YOUR TASK:
State the number of lines that contain the word "depkes", and add nothing else.
================
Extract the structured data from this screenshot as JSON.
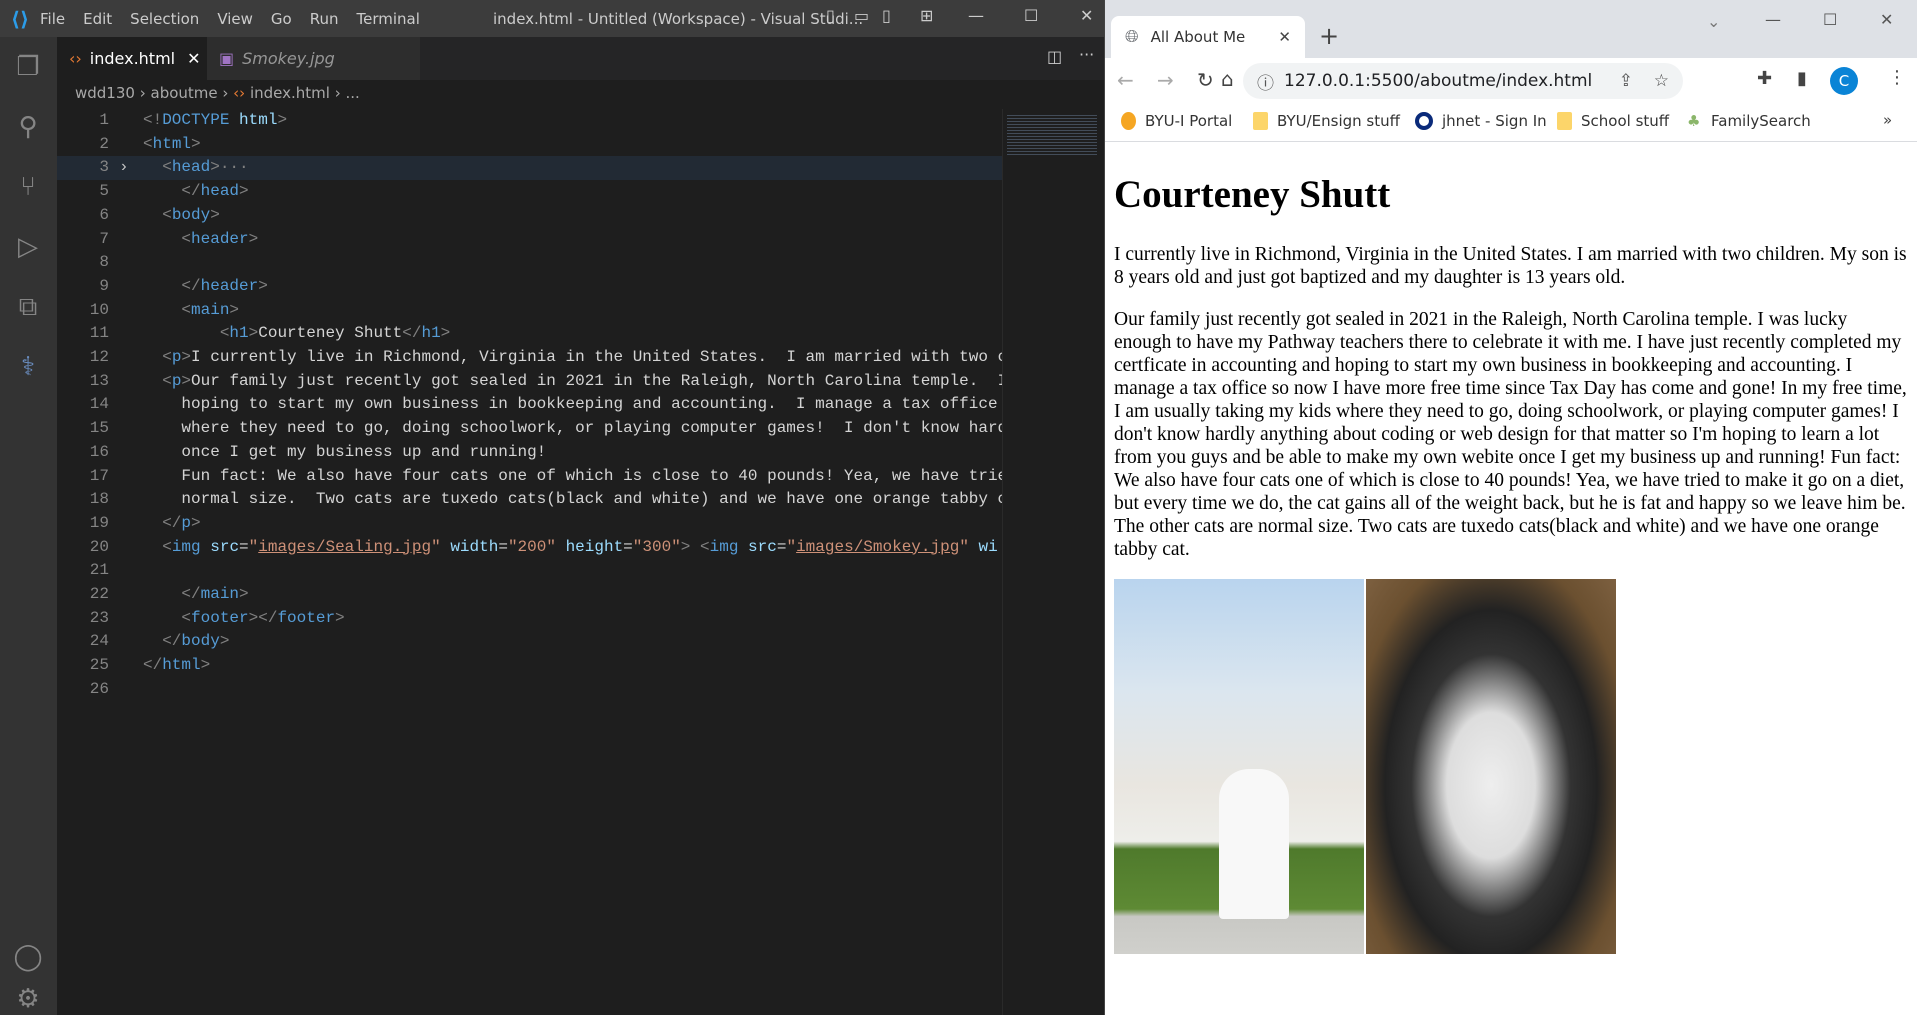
{
  "vscode": {
    "menu": [
      "File",
      "Edit",
      "Selection",
      "View",
      "Go",
      "Run",
      "Terminal"
    ],
    "window_title": "index.html - Untitled (Workspace) - Visual Studi...",
    "tabs": [
      {
        "label": "index.html",
        "active": true
      },
      {
        "label": "Smokey.jpg",
        "active": false
      }
    ],
    "breadcrumb": [
      "wdd130",
      "aboutme",
      "index.html",
      "..."
    ],
    "lines": [
      {
        "n": "1",
        "t": [
          [
            "b",
            "<!"
          ],
          [
            "t",
            "DOCTYPE"
          ],
          [
            "x",
            " "
          ],
          [
            "a",
            "html"
          ],
          [
            "b",
            ">"
          ]
        ]
      },
      {
        "n": "2",
        "t": [
          [
            "b",
            "<"
          ],
          [
            "t",
            "html"
          ],
          [
            "b",
            ">"
          ]
        ]
      },
      {
        "n": "3",
        "fold": true,
        "hl": true,
        "t": [
          [
            "x",
            "  "
          ],
          [
            "b",
            "<"
          ],
          [
            "t",
            "head"
          ],
          [
            "b",
            ">"
          ],
          [
            "e",
            "···"
          ]
        ]
      },
      {
        "n": "5",
        "t": [
          [
            "x",
            "    "
          ],
          [
            "b",
            "</"
          ],
          [
            "t",
            "head"
          ],
          [
            "b",
            ">"
          ]
        ]
      },
      {
        "n": "6",
        "t": [
          [
            "x",
            "  "
          ],
          [
            "b",
            "<"
          ],
          [
            "t",
            "body"
          ],
          [
            "b",
            ">"
          ]
        ]
      },
      {
        "n": "7",
        "t": [
          [
            "x",
            "    "
          ],
          [
            "b",
            "<"
          ],
          [
            "t",
            "header"
          ],
          [
            "b",
            ">"
          ]
        ]
      },
      {
        "n": "8",
        "t": []
      },
      {
        "n": "9",
        "t": [
          [
            "x",
            "    "
          ],
          [
            "b",
            "</"
          ],
          [
            "t",
            "header"
          ],
          [
            "b",
            ">"
          ]
        ]
      },
      {
        "n": "10",
        "t": [
          [
            "x",
            "    "
          ],
          [
            "b",
            "<"
          ],
          [
            "t",
            "main"
          ],
          [
            "b",
            ">"
          ]
        ]
      },
      {
        "n": "11",
        "t": [
          [
            "x",
            "        "
          ],
          [
            "b",
            "<"
          ],
          [
            "t",
            "h1"
          ],
          [
            "b",
            ">"
          ],
          [
            "x",
            "Courteney Shutt"
          ],
          [
            "b",
            "</"
          ],
          [
            "t",
            "h1"
          ],
          [
            "b",
            ">"
          ]
        ]
      },
      {
        "n": "12",
        "t": [
          [
            "x",
            "  "
          ],
          [
            "b",
            "<"
          ],
          [
            "t",
            "p"
          ],
          [
            "b",
            ">"
          ],
          [
            "x",
            "I currently live in Richmond, Virginia in the United States.  I am married with two c"
          ]
        ]
      },
      {
        "n": "13",
        "t": [
          [
            "x",
            "  "
          ],
          [
            "b",
            "<"
          ],
          [
            "t",
            "p"
          ],
          [
            "b",
            ">"
          ],
          [
            "x",
            "Our family just recently got sealed in 2021 in the Raleigh, North Carolina temple.  I"
          ]
        ]
      },
      {
        "n": "14",
        "t": [
          [
            "x",
            "    hoping to start my own business in bookkeeping and accounting.  I manage a tax office"
          ]
        ]
      },
      {
        "n": "15",
        "t": [
          [
            "x",
            "    where they need to go, doing schoolwork, or playing computer games!  I don't know hard"
          ]
        ]
      },
      {
        "n": "16",
        "t": [
          [
            "x",
            "    once I get my business up and running!"
          ]
        ]
      },
      {
        "n": "17",
        "t": [
          [
            "x",
            "    Fun fact: We also have four cats one of which is close to 40 pounds! Yea, we have trie"
          ]
        ]
      },
      {
        "n": "18",
        "t": [
          [
            "x",
            "    normal size.  Two cats are tuxedo cats(black and white) and we have one orange tabby c"
          ]
        ]
      },
      {
        "n": "19",
        "t": [
          [
            "x",
            "  "
          ],
          [
            "b",
            "</"
          ],
          [
            "t",
            "p"
          ],
          [
            "b",
            ">"
          ]
        ]
      },
      {
        "n": "20",
        "t": [
          [
            "x",
            "  "
          ],
          [
            "b",
            "<"
          ],
          [
            "t",
            "img"
          ],
          [
            "x",
            " "
          ],
          [
            "a",
            "src"
          ],
          [
            "x",
            "="
          ],
          [
            "q",
            "\""
          ],
          [
            "s",
            "images/Sealing.jpg"
          ],
          [
            "q",
            "\""
          ],
          [
            "x",
            " "
          ],
          [
            "a",
            "width"
          ],
          [
            "x",
            "="
          ],
          [
            "q",
            "\"200\""
          ],
          [
            "x",
            " "
          ],
          [
            "a",
            "height"
          ],
          [
            "x",
            "="
          ],
          [
            "q",
            "\"300\""
          ],
          [
            "b",
            ">"
          ],
          [
            "x",
            " "
          ],
          [
            "b",
            "<"
          ],
          [
            "t",
            "img"
          ],
          [
            "x",
            " "
          ],
          [
            "a",
            "src"
          ],
          [
            "x",
            "="
          ],
          [
            "q",
            "\""
          ],
          [
            "s",
            "images/Smokey.jpg"
          ],
          [
            "q",
            "\""
          ],
          [
            "x",
            " "
          ],
          [
            "a",
            "wi"
          ]
        ]
      },
      {
        "n": "21",
        "t": []
      },
      {
        "n": "22",
        "t": [
          [
            "x",
            "    "
          ],
          [
            "b",
            "</"
          ],
          [
            "t",
            "main"
          ],
          [
            "b",
            ">"
          ]
        ]
      },
      {
        "n": "23",
        "t": [
          [
            "x",
            "    "
          ],
          [
            "b",
            "<"
          ],
          [
            "t",
            "footer"
          ],
          [
            "b",
            "></"
          ],
          [
            "t",
            "footer"
          ],
          [
            "b",
            ">"
          ]
        ]
      },
      {
        "n": "24",
        "t": [
          [
            "x",
            "  "
          ],
          [
            "b",
            "</"
          ],
          [
            "t",
            "body"
          ],
          [
            "b",
            ">"
          ]
        ]
      },
      {
        "n": "25",
        "t": [
          [
            "b",
            "</"
          ],
          [
            "t",
            "html"
          ],
          [
            "b",
            ">"
          ]
        ]
      },
      {
        "n": "26",
        "t": []
      }
    ]
  },
  "browser": {
    "tab_title": "All About Me",
    "url": "127.0.0.1:5500/aboutme/index.html",
    "profile_initial": "C",
    "bookmarks": [
      "BYU-I Portal",
      "BYU/Ensign stuff",
      "jhnet - Sign In",
      "School stuff",
      "FamilySearch"
    ],
    "more_bookmarks": "»",
    "page": {
      "heading": "Courteney Shutt",
      "paragraphs": [
        "I currently live in Richmond, Virginia in the United States. I am married with two children. My son is 8 years old and just got baptized and my daughter is 13 years old.",
        "Our family just recently got sealed in 2021 in the Raleigh, North Carolina temple. I was lucky enough to have my Pathway teachers there to celebrate it with me. I have just recently completed my certficate in accounting and hoping to start my own business in bookkeeping and accounting. I manage a tax office so now I have more free time since Tax Day has come and gone! In my free time, I am usually taking my kids where they need to go, doing schoolwork, or playing computer games! I don't know hardly anything about coding or web design for that matter so I'm hoping to learn a lot from you guys and be able to make my own webite once I get my business up and running! Fun fact: We also have four cats one of which is close to 40 pounds! Yea, we have tried to make it go on a diet, but every time we do, the cat gains all of the weight back, but he is fat and happy so we leave him be. The other cats are normal size. Two cats are tuxedo cats(black and white) and we have one orange tabby cat."
      ]
    }
  },
  "colors": {
    "vscode_accent": "#2c9ce8",
    "profile": "#1a73e8",
    "tag": "#569cd6",
    "attr": "#9cdcfe",
    "string": "#ce9178"
  }
}
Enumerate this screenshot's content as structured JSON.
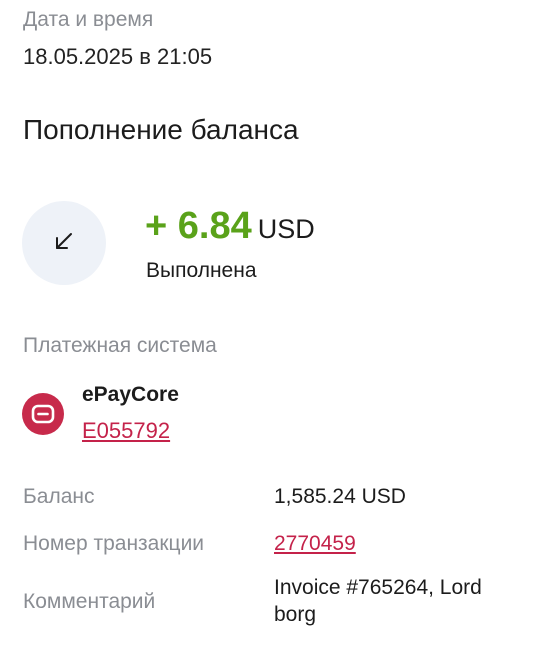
{
  "datetime": {
    "label": "Дата и время",
    "value": "18.05.2025 в 21:05"
  },
  "operation": {
    "title": "Пополнение баланса",
    "icon": "arrow-down-left-icon",
    "amount": "+ 6.84",
    "currency": "USD",
    "status": "Выполнена",
    "amount_color": "#5aa21a"
  },
  "payment_system": {
    "label": "Платежная система",
    "logo_icon": "epaycore-logo-icon",
    "name": "ePayCore",
    "account": "E055792",
    "brand_color": "#c72a4b"
  },
  "details": {
    "balance_label": "Баланс",
    "balance_value": "1,585.24 USD",
    "transaction_label": "Номер транзакции",
    "transaction_value": "2770459",
    "comment_label": "Комментарий",
    "comment_value": "Invoice #765264, Lord borg"
  }
}
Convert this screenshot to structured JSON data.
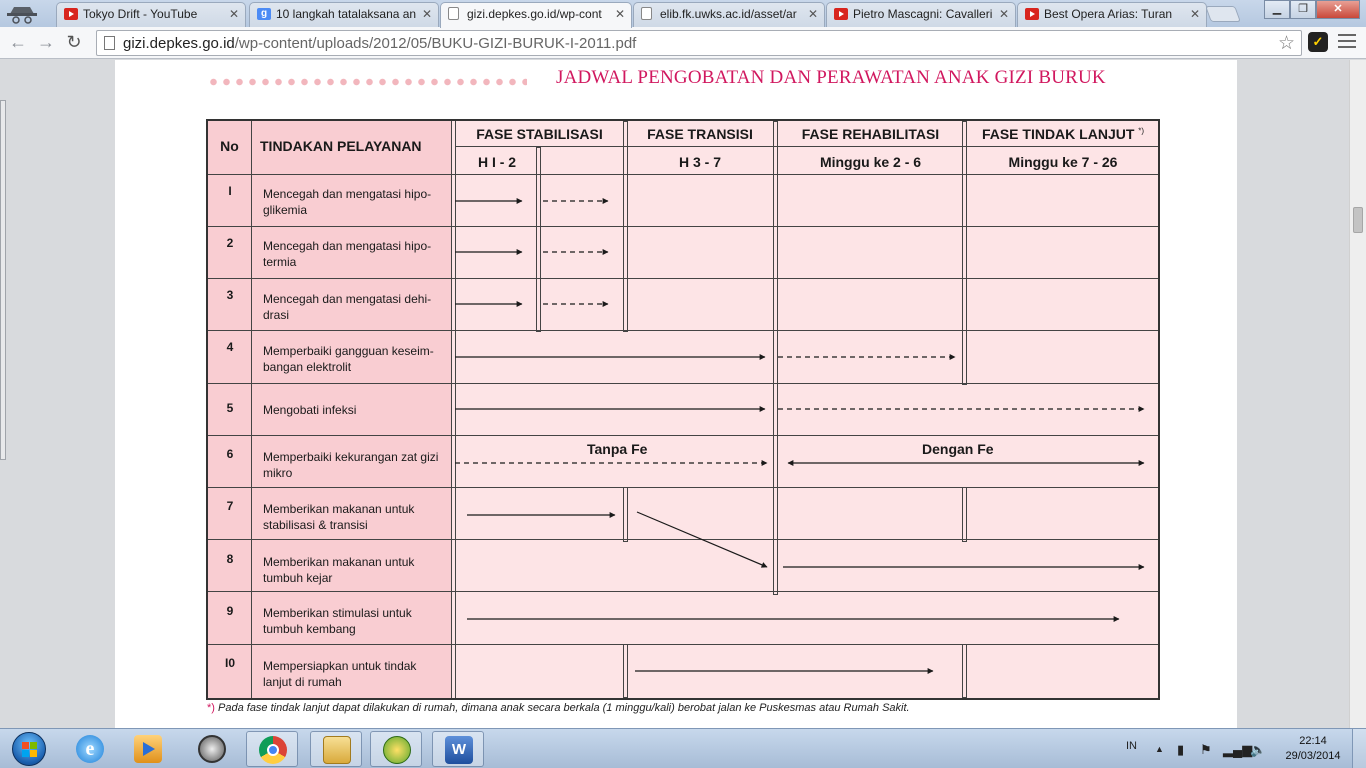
{
  "browser": {
    "tabs": [
      {
        "label": "Tokyo Drift - YouTube",
        "icon": "youtube-icon",
        "active": false
      },
      {
        "label": "10 langkah tatalaksana an",
        "icon": "google-icon",
        "active": false
      },
      {
        "label": "gizi.depkes.go.id/wp-cont",
        "icon": "page-icon",
        "active": true
      },
      {
        "label": "elib.fk.uwks.ac.id/asset/ar",
        "icon": "page-icon",
        "active": false
      },
      {
        "label": "Pietro Mascagni: Cavalleri",
        "icon": "youtube-icon",
        "active": false
      },
      {
        "label": "Best Opera Arias: Turan",
        "icon": "youtube-icon",
        "active": false
      }
    ],
    "url_host": "gizi.depkes.go.id",
    "url_path": "/wp-content/uploads/2012/05/BUKU-GIZI-BURUK-I-2011.pdf"
  },
  "document": {
    "title": "JADWAL PENGOBATAN DAN PERAWATAN ANAK GIZI BURUK",
    "table": {
      "col_no": "No",
      "col_action": "TINDAKAN PELAYANAN",
      "phases": [
        {
          "name": "FASE STABILISASI",
          "period": "H I - 2"
        },
        {
          "name": "FASE TRANSISI",
          "period": "H 3 - 7"
        },
        {
          "name": "FASE REHABILITASI",
          "period": "Minggu ke 2 - 6"
        },
        {
          "name": "FASE TINDAK LANJUT",
          "period": "Minggu ke 7 - 26",
          "marker": "*)"
        }
      ],
      "rows": [
        {
          "no": "I",
          "action_lines": [
            "Mencegah dan mengatasi hipo-",
            "glikemia"
          ]
        },
        {
          "no": "2",
          "action_lines": [
            "Mencegah dan mengatasi hipo-",
            "termia"
          ]
        },
        {
          "no": "3",
          "action_lines": [
            "Mencegah dan mengatasi dehi-",
            "drasi"
          ]
        },
        {
          "no": "4",
          "action_lines": [
            "Memperbaiki gangguan keseim-",
            "bangan elektrolit"
          ]
        },
        {
          "no": "5",
          "action_lines": [
            "Mengobati infeksi"
          ]
        },
        {
          "no": "6",
          "action_lines": [
            "Memperbaiki kekurangan zat gizi",
            "mikro"
          ]
        },
        {
          "no": "7",
          "action_lines": [
            "Memberikan makanan untuk",
            "stabilisasi & transisi"
          ]
        },
        {
          "no": "8",
          "action_lines": [
            "Memberikan makanan untuk",
            "tumbuh kejar"
          ]
        },
        {
          "no": "9",
          "action_lines": [
            "Memberikan stimulasi untuk",
            "tumbuh kembang"
          ]
        },
        {
          "no": "I0",
          "action_lines": [
            "Mempersiapkan untuk tindak",
            "lanjut di rumah"
          ]
        }
      ],
      "label_tanpa_fe": "Tanpa Fe",
      "label_dengan_fe": "Dengan Fe"
    },
    "footnote_marker": "*)",
    "footnote": "Pada fase tindak lanjut dapat dilakukan di rumah, dimana anak secara berkala (1 minggu/kali) berobat jalan ke Puskesmas atau Rumah Sakit."
  },
  "taskbar": {
    "apps": [
      "internet-explorer-icon",
      "media-player-icon",
      "clock-app-icon",
      "chrome-icon",
      "file-explorer-icon",
      "network-app-icon",
      "word-icon"
    ],
    "language": "IN",
    "time": "22:14",
    "date": "29/03/2014"
  }
}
================
EXERCISE RESPONSE:
2